Rows from a dataset:
____________
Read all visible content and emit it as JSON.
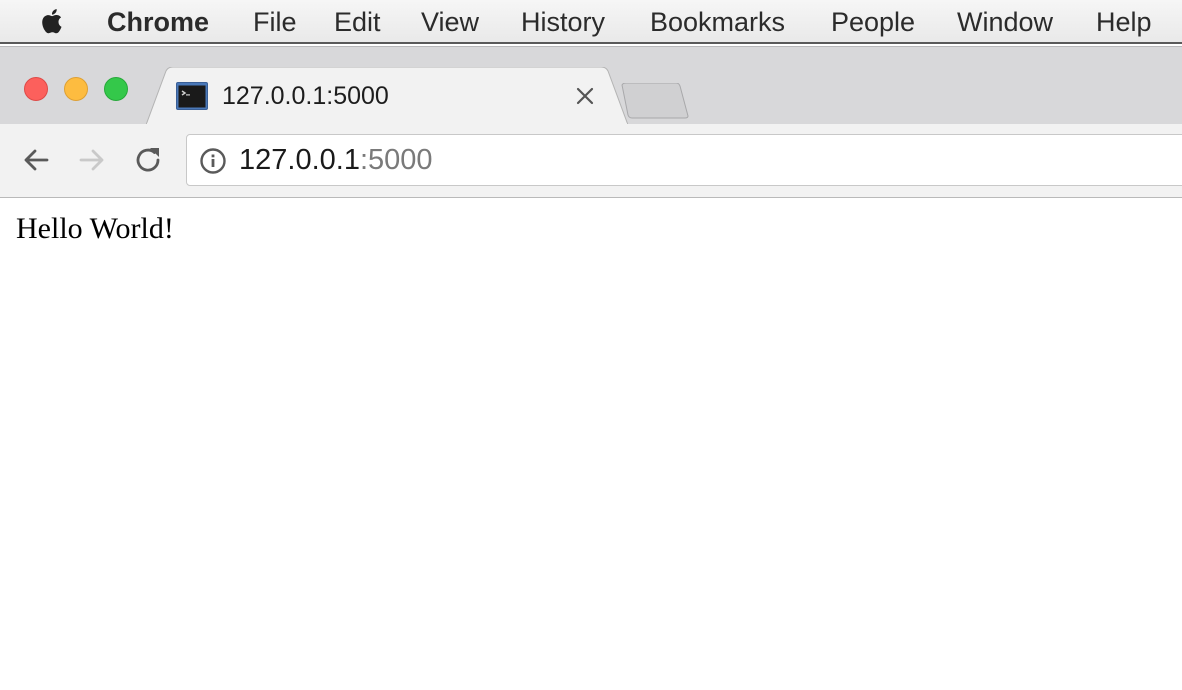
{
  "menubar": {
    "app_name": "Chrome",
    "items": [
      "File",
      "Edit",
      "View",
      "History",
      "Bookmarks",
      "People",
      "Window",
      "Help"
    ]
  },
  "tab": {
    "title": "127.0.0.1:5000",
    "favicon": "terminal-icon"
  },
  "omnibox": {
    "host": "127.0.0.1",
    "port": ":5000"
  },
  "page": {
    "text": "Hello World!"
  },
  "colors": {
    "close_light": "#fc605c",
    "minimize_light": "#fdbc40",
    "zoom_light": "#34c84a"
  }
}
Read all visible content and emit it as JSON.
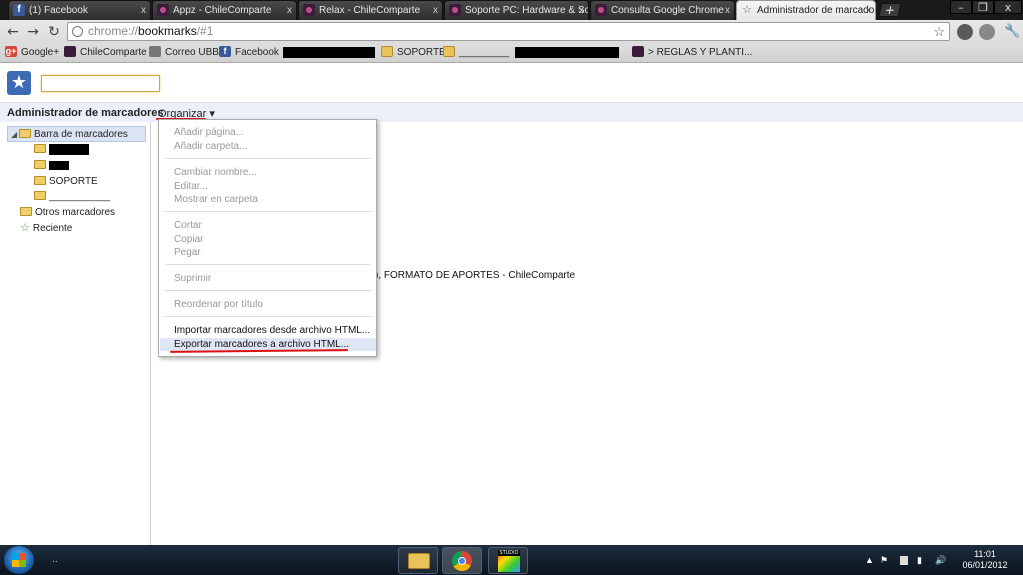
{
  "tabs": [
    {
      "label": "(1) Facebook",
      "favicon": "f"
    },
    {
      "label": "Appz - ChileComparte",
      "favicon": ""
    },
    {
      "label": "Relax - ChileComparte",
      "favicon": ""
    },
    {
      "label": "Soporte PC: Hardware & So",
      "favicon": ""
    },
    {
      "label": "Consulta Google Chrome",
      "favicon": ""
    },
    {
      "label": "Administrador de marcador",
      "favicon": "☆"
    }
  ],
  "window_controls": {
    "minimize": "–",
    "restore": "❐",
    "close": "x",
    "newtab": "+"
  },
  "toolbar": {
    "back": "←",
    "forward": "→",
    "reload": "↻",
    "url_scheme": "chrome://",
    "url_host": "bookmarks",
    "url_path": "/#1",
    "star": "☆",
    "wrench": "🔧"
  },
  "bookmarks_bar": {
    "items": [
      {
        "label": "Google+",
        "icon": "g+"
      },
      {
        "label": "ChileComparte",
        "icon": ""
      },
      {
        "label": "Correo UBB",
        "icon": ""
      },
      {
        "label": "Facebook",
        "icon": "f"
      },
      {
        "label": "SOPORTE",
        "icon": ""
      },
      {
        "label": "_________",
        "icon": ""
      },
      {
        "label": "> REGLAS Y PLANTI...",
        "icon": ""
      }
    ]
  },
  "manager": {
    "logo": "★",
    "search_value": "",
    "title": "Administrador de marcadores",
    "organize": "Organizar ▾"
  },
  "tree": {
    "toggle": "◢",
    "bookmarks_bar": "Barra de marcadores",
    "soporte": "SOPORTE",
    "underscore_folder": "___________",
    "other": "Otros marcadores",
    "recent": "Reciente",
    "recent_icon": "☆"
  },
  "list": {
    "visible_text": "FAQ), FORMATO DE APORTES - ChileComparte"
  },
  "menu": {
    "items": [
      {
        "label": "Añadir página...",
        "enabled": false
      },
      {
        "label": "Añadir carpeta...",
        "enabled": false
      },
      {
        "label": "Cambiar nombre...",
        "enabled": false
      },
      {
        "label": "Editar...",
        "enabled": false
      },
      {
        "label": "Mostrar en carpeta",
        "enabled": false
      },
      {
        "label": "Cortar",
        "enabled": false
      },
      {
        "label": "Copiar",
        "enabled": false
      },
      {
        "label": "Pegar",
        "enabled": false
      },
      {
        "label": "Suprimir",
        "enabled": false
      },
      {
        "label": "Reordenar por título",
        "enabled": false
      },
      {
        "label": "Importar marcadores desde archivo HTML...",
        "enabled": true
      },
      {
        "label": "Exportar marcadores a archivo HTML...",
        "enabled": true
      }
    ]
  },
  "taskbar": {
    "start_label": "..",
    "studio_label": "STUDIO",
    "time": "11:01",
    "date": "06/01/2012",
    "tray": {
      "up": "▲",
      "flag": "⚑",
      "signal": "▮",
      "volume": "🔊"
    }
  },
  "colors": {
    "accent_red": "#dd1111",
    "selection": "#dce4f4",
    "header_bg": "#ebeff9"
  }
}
____________
**YOUR GOAL**
Restate each of the entries above word for word and skip every image.

**SOLVED EXERCISE**
Read all visible content and emit it as JSON.
{
  "menubar": {
    "app_name": "Chrome",
    "items": [
      "File",
      "Edit",
      "View",
      "History",
      "Bookmarks",
      "People",
      "Window",
      "Help"
    ]
  },
  "tab": {
    "title": "127.0.0.1:5000",
    "favicon": "terminal-icon"
  },
  "omnibox": {
    "host": "127.0.0.1",
    "port": ":5000"
  },
  "page": {
    "text": "Hello World!"
  },
  "colors": {
    "close_light": "#fc605c",
    "minimize_light": "#fdbc40",
    "zoom_light": "#34c84a"
  }
}
Read all visible content and emit it as JSON.
{
  "tabs": [
    {
      "label": "(1) Facebook",
      "favicon": "f"
    },
    {
      "label": "Appz - ChileComparte",
      "favicon": ""
    },
    {
      "label": "Relax - ChileComparte",
      "favicon": ""
    },
    {
      "label": "Soporte PC: Hardware & So",
      "favicon": ""
    },
    {
      "label": "Consulta Google Chrome",
      "favicon": ""
    },
    {
      "label": "Administrador de marcador",
      "favicon": "☆"
    }
  ],
  "window_controls": {
    "minimize": "–",
    "restore": "❐",
    "close": "x",
    "newtab": "+"
  },
  "toolbar": {
    "back": "←",
    "forward": "→",
    "reload": "↻",
    "url_scheme": "chrome://",
    "url_host": "bookmarks",
    "url_path": "/#1",
    "star": "☆",
    "wrench": "🔧"
  },
  "bookmarks_bar": {
    "items": [
      {
        "label": "Google+",
        "icon": "g+"
      },
      {
        "label": "ChileComparte",
        "icon": ""
      },
      {
        "label": "Correo UBB",
        "icon": ""
      },
      {
        "label": "Facebook",
        "icon": "f"
      },
      {
        "label": "SOPORTE",
        "icon": ""
      },
      {
        "label": "_________",
        "icon": ""
      },
      {
        "label": "> REGLAS Y PLANTI...",
        "icon": ""
      }
    ]
  },
  "manager": {
    "logo": "★",
    "search_value": "",
    "title": "Administrador de marcadores",
    "organize": "Organizar ▾"
  },
  "tree": {
    "toggle": "◢",
    "bookmarks_bar": "Barra de marcadores",
    "soporte": "SOPORTE",
    "underscore_folder": "___________",
    "other": "Otros marcadores",
    "recent": "Reciente",
    "recent_icon": "☆"
  },
  "list": {
    "visible_text": "FAQ), FORMATO DE APORTES - ChileComparte"
  },
  "menu": {
    "items": [
      {
        "label": "Añadir página...",
        "enabled": false
      },
      {
        "label": "Añadir carpeta...",
        "enabled": false
      },
      {
        "label": "Cambiar nombre...",
        "enabled": false
      },
      {
        "label": "Editar...",
        "enabled": false
      },
      {
        "label": "Mostrar en carpeta",
        "enabled": false
      },
      {
        "label": "Cortar",
        "enabled": false
      },
      {
        "label": "Copiar",
        "enabled": false
      },
      {
        "label": "Pegar",
        "enabled": false
      },
      {
        "label": "Suprimir",
        "enabled": false
      },
      {
        "label": "Reordenar por título",
        "enabled": false
      },
      {
        "label": "Importar marcadores desde archivo HTML...",
        "enabled": true
      },
      {
        "label": "Exportar marcadores a archivo HTML...",
        "enabled": true
      }
    ]
  },
  "taskbar": {
    "start_label": "..",
    "studio_label": "STUDIO",
    "time": "11:01",
    "date": "06/01/2012",
    "tray": {
      "up": "▲",
      "flag": "⚑",
      "signal": "▮",
      "volume": "🔊"
    }
  },
  "colors": {
    "accent_red": "#dd1111",
    "selection": "#dce4f4",
    "header_bg": "#ebeff9"
  }
}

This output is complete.